MATERIAL:
* * *
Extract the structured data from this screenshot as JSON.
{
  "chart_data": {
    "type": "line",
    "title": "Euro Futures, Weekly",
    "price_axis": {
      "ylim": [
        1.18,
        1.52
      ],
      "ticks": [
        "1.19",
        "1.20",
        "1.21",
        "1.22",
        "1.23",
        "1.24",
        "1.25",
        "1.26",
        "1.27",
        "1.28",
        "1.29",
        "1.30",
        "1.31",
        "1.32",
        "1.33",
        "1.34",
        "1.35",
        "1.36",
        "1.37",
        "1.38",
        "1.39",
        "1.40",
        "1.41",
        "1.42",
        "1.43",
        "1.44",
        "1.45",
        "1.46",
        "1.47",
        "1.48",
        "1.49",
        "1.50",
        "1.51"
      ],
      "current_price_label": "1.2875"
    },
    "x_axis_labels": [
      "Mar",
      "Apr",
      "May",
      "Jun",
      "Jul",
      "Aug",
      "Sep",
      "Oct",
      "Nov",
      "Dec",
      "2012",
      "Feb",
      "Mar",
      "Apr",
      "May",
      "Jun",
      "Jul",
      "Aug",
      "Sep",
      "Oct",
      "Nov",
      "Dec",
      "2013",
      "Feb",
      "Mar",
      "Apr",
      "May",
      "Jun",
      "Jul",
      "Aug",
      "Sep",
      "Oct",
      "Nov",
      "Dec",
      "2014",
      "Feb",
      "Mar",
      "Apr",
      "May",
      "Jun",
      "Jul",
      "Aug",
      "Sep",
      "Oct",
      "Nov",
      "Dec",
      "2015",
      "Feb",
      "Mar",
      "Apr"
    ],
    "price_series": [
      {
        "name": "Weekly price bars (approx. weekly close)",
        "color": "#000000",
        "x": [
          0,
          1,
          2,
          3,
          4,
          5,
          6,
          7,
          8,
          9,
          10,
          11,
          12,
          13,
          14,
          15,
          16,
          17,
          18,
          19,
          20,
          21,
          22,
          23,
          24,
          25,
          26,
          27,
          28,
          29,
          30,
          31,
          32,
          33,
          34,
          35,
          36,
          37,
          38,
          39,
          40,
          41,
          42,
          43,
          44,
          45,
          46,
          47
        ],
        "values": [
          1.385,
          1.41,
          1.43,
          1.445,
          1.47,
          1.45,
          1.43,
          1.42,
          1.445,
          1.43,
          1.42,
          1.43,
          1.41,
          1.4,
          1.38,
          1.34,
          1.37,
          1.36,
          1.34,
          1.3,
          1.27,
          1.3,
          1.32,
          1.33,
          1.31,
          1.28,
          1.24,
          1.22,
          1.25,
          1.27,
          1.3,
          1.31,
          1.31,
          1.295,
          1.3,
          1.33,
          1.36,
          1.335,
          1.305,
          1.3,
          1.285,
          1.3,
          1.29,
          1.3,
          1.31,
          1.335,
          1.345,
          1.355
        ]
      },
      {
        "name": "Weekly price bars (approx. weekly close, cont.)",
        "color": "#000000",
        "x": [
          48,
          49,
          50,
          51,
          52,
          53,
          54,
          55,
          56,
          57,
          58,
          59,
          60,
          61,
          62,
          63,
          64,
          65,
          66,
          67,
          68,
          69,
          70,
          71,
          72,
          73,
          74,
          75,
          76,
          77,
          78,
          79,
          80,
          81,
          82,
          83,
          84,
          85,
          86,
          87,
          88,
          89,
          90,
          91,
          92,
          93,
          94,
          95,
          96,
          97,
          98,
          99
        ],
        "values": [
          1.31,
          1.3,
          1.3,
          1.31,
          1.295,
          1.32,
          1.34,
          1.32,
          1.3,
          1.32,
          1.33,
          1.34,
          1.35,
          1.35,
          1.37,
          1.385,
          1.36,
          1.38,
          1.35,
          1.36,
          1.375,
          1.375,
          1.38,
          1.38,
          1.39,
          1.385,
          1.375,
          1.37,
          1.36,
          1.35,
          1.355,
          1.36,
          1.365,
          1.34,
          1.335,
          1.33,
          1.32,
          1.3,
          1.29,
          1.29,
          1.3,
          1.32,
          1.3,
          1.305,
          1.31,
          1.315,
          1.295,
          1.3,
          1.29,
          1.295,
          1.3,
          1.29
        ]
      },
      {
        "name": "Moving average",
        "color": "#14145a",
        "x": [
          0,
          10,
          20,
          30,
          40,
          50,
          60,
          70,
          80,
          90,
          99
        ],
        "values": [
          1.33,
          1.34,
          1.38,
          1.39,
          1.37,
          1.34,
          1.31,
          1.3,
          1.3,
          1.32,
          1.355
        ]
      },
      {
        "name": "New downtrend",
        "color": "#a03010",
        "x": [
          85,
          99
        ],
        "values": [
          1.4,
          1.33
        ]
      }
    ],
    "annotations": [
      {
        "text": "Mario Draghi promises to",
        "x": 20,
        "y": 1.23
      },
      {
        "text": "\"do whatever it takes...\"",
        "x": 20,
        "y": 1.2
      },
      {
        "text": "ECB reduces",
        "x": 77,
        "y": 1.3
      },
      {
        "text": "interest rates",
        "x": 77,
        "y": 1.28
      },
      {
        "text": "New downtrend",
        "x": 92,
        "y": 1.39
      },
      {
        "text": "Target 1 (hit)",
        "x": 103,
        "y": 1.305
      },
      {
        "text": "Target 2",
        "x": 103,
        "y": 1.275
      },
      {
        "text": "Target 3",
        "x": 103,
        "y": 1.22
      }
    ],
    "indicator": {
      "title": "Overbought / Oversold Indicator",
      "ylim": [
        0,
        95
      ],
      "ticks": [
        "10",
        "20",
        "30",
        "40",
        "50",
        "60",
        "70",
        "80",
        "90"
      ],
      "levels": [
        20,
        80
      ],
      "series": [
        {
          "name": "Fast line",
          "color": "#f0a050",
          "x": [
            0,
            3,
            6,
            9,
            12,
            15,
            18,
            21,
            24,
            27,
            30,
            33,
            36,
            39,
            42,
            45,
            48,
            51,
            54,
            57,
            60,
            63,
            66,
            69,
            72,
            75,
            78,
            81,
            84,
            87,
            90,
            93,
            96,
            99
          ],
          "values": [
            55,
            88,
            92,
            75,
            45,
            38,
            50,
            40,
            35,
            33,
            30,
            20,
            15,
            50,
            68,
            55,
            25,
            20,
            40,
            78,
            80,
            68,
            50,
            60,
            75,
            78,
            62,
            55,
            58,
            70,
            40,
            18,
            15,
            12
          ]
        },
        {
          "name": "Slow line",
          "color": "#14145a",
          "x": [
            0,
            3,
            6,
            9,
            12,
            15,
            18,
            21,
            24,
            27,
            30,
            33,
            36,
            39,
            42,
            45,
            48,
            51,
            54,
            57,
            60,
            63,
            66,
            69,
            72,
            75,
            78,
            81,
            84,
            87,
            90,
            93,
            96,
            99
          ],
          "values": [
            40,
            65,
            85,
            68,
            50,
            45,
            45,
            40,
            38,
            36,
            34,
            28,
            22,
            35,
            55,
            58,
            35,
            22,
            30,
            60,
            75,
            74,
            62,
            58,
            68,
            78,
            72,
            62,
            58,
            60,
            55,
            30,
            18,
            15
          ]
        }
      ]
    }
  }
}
* * *
OBJECTIVE:
Set out the complete listing exactly as shown.

WORKED SOLUTION:
Extract the structured data from this screenshot as JSON.
{
  "chart_data": {
    "type": "line",
    "title": "Euro Futures, Weekly",
    "price_axis": {
      "ylim": [
        1.18,
        1.52
      ],
      "ticks": [
        "1.19",
        "1.20",
        "1.21",
        "1.22",
        "1.23",
        "1.24",
        "1.25",
        "1.26",
        "1.27",
        "1.28",
        "1.29",
        "1.30",
        "1.31",
        "1.32",
        "1.33",
        "1.34",
        "1.35",
        "1.36",
        "1.37",
        "1.38",
        "1.39",
        "1.40",
        "1.41",
        "1.42",
        "1.43",
        "1.44",
        "1.45",
        "1.46",
        "1.47",
        "1.48",
        "1.49",
        "1.50",
        "1.51"
      ],
      "current_price_label": "1.2875"
    },
    "x_axis_labels": [
      "Mar",
      "Apr",
      "May",
      "Jun",
      "Jul",
      "Aug",
      "Sep",
      "Oct",
      "Nov",
      "Dec",
      "2012",
      "Feb",
      "Mar",
      "Apr",
      "May",
      "Jun",
      "Jul",
      "Aug",
      "Sep",
      "Oct",
      "Nov",
      "Dec",
      "2013",
      "Feb",
      "Mar",
      "Apr",
      "May",
      "Jun",
      "Jul",
      "Aug",
      "Sep",
      "Oct",
      "Nov",
      "Dec",
      "2014",
      "Feb",
      "Mar",
      "Apr",
      "May",
      "Jun",
      "Jul",
      "Aug",
      "Sep",
      "Oct",
      "Nov",
      "Dec",
      "2015",
      "Feb",
      "Mar",
      "Apr"
    ],
    "price_series": [
      {
        "name": "Weekly price bars (approx. weekly close)",
        "color": "#000000",
        "x": [
          0,
          1,
          2,
          3,
          4,
          5,
          6,
          7,
          8,
          9,
          10,
          11,
          12,
          13,
          14,
          15,
          16,
          17,
          18,
          19,
          20,
          21,
          22,
          23,
          24,
          25,
          26,
          27,
          28,
          29,
          30,
          31,
          32,
          33,
          34,
          35,
          36,
          37,
          38,
          39,
          40,
          41,
          42,
          43,
          44,
          45,
          46,
          47
        ],
        "values": [
          1.385,
          1.41,
          1.43,
          1.445,
          1.47,
          1.45,
          1.43,
          1.42,
          1.445,
          1.43,
          1.42,
          1.43,
          1.41,
          1.4,
          1.38,
          1.34,
          1.37,
          1.36,
          1.34,
          1.3,
          1.27,
          1.3,
          1.32,
          1.33,
          1.31,
          1.28,
          1.24,
          1.22,
          1.25,
          1.27,
          1.3,
          1.31,
          1.31,
          1.295,
          1.3,
          1.33,
          1.36,
          1.335,
          1.305,
          1.3,
          1.285,
          1.3,
          1.29,
          1.3,
          1.31,
          1.335,
          1.345,
          1.355
        ]
      },
      {
        "name": "Weekly price bars (approx. weekly close, cont.)",
        "color": "#000000",
        "x": [
          48,
          49,
          50,
          51,
          52,
          53,
          54,
          55,
          56,
          57,
          58,
          59,
          60,
          61,
          62,
          63,
          64,
          65,
          66,
          67,
          68,
          69,
          70,
          71,
          72,
          73,
          74,
          75,
          76,
          77,
          78,
          79,
          80,
          81,
          82,
          83,
          84,
          85,
          86,
          87,
          88,
          89,
          90,
          91,
          92,
          93,
          94,
          95,
          96,
          97,
          98,
          99
        ],
        "values": [
          1.31,
          1.3,
          1.3,
          1.31,
          1.295,
          1.32,
          1.34,
          1.32,
          1.3,
          1.32,
          1.33,
          1.34,
          1.35,
          1.35,
          1.37,
          1.385,
          1.36,
          1.38,
          1.35,
          1.36,
          1.375,
          1.375,
          1.38,
          1.38,
          1.39,
          1.385,
          1.375,
          1.37,
          1.36,
          1.35,
          1.355,
          1.36,
          1.365,
          1.34,
          1.335,
          1.33,
          1.32,
          1.3,
          1.29,
          1.29,
          1.3,
          1.32,
          1.3,
          1.305,
          1.31,
          1.315,
          1.295,
          1.3,
          1.29,
          1.295,
          1.3,
          1.29
        ]
      },
      {
        "name": "Moving average",
        "color": "#14145a",
        "x": [
          0,
          10,
          20,
          30,
          40,
          50,
          60,
          70,
          80,
          90,
          99
        ],
        "values": [
          1.33,
          1.34,
          1.38,
          1.39,
          1.37,
          1.34,
          1.31,
          1.3,
          1.3,
          1.32,
          1.355
        ]
      },
      {
        "name": "New downtrend",
        "color": "#a03010",
        "x": [
          85,
          99
        ],
        "values": [
          1.4,
          1.33
        ]
      }
    ],
    "annotations": [
      {
        "text": "Mario Draghi promises to",
        "x": 20,
        "y": 1.23
      },
      {
        "text": "\"do whatever it takes...\"",
        "x": 20,
        "y": 1.2
      },
      {
        "text": "ECB reduces",
        "x": 77,
        "y": 1.3
      },
      {
        "text": "interest rates",
        "x": 77,
        "y": 1.28
      },
      {
        "text": "New downtrend",
        "x": 92,
        "y": 1.39
      },
      {
        "text": "Target 1 (hit)",
        "x": 103,
        "y": 1.305
      },
      {
        "text": "Target 2",
        "x": 103,
        "y": 1.275
      },
      {
        "text": "Target 3",
        "x": 103,
        "y": 1.22
      }
    ],
    "indicator": {
      "title": "Overbought / Oversold Indicator",
      "ylim": [
        0,
        95
      ],
      "ticks": [
        "10",
        "20",
        "30",
        "40",
        "50",
        "60",
        "70",
        "80",
        "90"
      ],
      "levels": [
        20,
        80
      ],
      "series": [
        {
          "name": "Fast line",
          "color": "#f0a050",
          "x": [
            0,
            3,
            6,
            9,
            12,
            15,
            18,
            21,
            24,
            27,
            30,
            33,
            36,
            39,
            42,
            45,
            48,
            51,
            54,
            57,
            60,
            63,
            66,
            69,
            72,
            75,
            78,
            81,
            84,
            87,
            90,
            93,
            96,
            99
          ],
          "values": [
            55,
            88,
            92,
            75,
            45,
            38,
            50,
            40,
            35,
            33,
            30,
            20,
            15,
            50,
            68,
            55,
            25,
            20,
            40,
            78,
            80,
            68,
            50,
            60,
            75,
            78,
            62,
            55,
            58,
            70,
            40,
            18,
            15,
            12
          ]
        },
        {
          "name": "Slow line",
          "color": "#14145a",
          "x": [
            0,
            3,
            6,
            9,
            12,
            15,
            18,
            21,
            24,
            27,
            30,
            33,
            36,
            39,
            42,
            45,
            48,
            51,
            54,
            57,
            60,
            63,
            66,
            69,
            72,
            75,
            78,
            81,
            84,
            87,
            90,
            93,
            96,
            99
          ],
          "values": [
            40,
            65,
            85,
            68,
            50,
            45,
            45,
            40,
            38,
            36,
            34,
            28,
            22,
            35,
            55,
            58,
            35,
            22,
            30,
            60,
            75,
            74,
            62,
            58,
            68,
            78,
            72,
            62,
            58,
            60,
            55,
            30,
            18,
            15
          ]
        }
      ]
    }
  }
}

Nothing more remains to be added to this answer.